+++ DATASET RECORDS +++

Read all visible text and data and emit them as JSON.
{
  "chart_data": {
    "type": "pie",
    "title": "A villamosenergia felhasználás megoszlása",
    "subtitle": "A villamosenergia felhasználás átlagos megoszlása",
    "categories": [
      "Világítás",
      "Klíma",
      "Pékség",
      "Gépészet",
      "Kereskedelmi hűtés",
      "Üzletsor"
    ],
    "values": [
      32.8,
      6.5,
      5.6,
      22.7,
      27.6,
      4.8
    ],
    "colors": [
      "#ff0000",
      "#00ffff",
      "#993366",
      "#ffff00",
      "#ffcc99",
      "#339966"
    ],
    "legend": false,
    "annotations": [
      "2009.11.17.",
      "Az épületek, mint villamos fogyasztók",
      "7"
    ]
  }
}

+++
+++ DATASET RECORDS +++

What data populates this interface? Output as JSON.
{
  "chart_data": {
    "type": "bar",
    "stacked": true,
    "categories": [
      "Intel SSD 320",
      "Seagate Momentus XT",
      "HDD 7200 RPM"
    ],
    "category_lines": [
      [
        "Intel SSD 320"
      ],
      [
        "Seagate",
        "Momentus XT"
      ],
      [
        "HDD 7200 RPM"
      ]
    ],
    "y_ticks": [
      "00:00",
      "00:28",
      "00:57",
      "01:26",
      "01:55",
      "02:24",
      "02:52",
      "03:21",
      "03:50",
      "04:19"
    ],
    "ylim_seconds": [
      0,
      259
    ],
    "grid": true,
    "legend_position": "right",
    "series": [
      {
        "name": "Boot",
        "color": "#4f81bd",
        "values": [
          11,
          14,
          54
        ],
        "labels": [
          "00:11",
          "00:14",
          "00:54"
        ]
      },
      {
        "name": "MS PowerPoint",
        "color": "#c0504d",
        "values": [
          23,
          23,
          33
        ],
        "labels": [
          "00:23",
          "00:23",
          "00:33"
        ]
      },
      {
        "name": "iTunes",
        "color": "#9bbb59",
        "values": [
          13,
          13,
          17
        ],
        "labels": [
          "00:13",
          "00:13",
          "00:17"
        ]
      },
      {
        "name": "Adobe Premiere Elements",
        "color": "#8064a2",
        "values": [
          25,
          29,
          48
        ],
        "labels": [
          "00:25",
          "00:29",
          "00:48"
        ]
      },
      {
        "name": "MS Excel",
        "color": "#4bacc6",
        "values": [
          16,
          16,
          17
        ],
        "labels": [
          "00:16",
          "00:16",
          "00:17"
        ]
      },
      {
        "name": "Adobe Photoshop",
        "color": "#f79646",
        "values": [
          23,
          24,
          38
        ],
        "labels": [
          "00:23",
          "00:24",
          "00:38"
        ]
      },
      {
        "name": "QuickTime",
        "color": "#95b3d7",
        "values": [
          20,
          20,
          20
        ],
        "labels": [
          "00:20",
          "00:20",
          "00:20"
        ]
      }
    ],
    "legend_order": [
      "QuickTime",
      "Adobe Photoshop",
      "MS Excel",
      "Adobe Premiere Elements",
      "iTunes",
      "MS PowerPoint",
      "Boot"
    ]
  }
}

+++

_WORK INSTRUCTIONS_
Which lines in the data above contain "JSON"? Show each one.

_THE ANSWER_
Read all visible text and data and emit them as JSON.
What data populates this interface? Output as JSON.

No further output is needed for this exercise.